=== WHAT TO DO ===
Reply with one number: how many lines contain the word "duration".

=== AVAILABLE RECORDS ===

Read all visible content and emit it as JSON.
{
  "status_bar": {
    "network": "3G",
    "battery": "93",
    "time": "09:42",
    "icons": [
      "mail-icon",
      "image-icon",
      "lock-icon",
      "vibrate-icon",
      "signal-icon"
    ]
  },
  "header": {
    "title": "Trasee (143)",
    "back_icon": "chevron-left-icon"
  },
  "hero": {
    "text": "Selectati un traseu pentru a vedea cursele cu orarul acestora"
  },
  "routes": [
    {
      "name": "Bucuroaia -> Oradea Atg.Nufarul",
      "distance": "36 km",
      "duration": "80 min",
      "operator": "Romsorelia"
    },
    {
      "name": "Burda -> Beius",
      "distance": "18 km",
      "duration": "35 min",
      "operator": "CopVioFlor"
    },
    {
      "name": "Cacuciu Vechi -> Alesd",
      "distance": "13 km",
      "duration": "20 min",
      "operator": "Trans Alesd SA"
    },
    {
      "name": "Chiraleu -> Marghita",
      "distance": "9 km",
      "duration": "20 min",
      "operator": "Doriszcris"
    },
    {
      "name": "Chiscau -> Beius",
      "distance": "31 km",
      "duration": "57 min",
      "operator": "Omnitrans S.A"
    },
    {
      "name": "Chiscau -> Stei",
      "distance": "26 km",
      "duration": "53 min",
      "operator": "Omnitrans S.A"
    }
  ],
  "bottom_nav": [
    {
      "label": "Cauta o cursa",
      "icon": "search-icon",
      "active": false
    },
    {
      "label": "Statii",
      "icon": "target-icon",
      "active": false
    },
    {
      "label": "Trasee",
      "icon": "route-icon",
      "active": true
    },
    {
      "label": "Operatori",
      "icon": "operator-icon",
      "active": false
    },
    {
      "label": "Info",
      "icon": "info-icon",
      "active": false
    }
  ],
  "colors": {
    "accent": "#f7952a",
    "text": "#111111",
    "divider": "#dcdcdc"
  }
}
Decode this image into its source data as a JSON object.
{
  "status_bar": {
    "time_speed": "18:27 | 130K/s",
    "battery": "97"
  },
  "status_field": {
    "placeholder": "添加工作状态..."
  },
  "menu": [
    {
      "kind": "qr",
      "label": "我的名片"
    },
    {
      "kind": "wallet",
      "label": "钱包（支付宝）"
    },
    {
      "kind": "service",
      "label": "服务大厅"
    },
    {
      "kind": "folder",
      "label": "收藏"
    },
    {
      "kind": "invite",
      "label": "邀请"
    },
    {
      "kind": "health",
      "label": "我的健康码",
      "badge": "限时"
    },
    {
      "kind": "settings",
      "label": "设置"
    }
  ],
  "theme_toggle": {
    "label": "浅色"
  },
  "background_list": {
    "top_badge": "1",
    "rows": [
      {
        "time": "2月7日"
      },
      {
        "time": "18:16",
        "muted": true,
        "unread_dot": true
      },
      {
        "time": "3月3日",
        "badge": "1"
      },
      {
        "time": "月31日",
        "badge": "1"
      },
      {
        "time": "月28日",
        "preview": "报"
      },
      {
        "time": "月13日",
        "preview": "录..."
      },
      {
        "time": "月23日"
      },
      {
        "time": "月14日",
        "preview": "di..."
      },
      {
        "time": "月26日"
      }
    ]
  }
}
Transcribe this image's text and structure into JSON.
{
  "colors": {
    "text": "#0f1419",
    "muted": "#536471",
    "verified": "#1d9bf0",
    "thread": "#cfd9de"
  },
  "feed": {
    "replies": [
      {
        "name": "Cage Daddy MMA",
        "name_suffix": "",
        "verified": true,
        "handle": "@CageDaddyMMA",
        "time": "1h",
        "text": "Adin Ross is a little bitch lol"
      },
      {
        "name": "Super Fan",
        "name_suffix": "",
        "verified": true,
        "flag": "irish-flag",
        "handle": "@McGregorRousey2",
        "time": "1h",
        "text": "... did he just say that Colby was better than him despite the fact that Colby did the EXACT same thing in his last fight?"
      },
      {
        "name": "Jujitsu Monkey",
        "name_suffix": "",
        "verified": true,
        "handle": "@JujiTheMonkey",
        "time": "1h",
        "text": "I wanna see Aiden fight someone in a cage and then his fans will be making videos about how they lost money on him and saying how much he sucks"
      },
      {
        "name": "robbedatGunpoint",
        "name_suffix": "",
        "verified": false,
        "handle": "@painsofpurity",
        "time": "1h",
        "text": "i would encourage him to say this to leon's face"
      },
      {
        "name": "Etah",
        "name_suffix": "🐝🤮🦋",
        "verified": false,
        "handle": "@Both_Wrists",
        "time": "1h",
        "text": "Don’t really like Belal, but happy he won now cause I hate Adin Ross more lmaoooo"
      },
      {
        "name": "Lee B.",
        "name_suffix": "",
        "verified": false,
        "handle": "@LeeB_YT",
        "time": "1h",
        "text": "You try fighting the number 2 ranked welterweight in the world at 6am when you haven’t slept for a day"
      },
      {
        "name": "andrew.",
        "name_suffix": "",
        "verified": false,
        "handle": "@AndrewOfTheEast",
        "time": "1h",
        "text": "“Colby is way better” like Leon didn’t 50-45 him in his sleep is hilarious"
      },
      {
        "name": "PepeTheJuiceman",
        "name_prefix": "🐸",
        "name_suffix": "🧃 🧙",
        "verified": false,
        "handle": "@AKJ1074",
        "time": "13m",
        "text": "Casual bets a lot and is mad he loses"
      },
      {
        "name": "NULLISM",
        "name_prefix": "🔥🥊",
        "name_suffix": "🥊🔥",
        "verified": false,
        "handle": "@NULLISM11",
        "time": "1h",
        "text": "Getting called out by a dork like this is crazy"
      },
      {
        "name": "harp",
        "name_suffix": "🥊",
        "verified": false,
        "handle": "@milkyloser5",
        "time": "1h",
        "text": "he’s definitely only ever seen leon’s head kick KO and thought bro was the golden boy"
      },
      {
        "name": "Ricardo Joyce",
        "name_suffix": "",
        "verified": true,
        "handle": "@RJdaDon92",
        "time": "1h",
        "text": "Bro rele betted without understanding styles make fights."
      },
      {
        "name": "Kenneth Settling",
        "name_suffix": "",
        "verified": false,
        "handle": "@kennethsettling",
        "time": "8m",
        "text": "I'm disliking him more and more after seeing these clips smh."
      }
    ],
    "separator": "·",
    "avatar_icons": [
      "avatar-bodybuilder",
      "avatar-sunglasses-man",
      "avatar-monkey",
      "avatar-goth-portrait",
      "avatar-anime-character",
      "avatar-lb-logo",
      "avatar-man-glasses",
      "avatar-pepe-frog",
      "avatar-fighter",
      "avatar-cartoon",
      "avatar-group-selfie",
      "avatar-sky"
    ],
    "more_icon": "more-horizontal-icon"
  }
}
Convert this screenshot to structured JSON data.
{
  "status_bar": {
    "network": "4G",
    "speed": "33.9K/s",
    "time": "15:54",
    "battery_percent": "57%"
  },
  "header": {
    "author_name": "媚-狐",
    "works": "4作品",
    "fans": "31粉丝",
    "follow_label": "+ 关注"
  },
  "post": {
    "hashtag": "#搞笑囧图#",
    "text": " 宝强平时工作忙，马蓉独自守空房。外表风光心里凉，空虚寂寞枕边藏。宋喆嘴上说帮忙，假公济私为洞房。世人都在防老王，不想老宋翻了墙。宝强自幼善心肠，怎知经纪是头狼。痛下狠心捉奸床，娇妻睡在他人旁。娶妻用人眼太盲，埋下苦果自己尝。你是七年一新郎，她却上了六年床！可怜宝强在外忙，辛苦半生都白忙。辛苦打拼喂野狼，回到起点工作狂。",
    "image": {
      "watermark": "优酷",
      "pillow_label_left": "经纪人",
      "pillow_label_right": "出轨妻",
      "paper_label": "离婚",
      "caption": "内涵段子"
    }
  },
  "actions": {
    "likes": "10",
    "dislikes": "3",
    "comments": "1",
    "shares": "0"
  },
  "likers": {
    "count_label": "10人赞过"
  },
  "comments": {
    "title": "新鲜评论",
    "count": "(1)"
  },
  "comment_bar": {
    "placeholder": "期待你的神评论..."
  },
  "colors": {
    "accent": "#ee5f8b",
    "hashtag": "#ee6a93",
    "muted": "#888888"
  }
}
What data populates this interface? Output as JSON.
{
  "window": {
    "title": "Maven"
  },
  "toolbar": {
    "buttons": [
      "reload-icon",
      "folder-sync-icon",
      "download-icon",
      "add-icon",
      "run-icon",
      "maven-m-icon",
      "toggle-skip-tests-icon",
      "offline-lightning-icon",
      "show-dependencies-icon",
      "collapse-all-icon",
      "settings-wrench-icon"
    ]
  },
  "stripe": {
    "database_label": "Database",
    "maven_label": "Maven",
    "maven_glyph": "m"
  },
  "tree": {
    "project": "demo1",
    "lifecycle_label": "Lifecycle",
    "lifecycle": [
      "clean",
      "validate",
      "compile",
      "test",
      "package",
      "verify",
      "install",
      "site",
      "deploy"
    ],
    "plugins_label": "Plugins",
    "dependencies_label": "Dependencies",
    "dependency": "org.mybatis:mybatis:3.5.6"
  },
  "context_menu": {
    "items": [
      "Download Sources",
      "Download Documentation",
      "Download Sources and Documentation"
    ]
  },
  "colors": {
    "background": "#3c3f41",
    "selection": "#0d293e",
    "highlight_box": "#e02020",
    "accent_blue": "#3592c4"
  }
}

=== FINISHED EXERCISE ===
6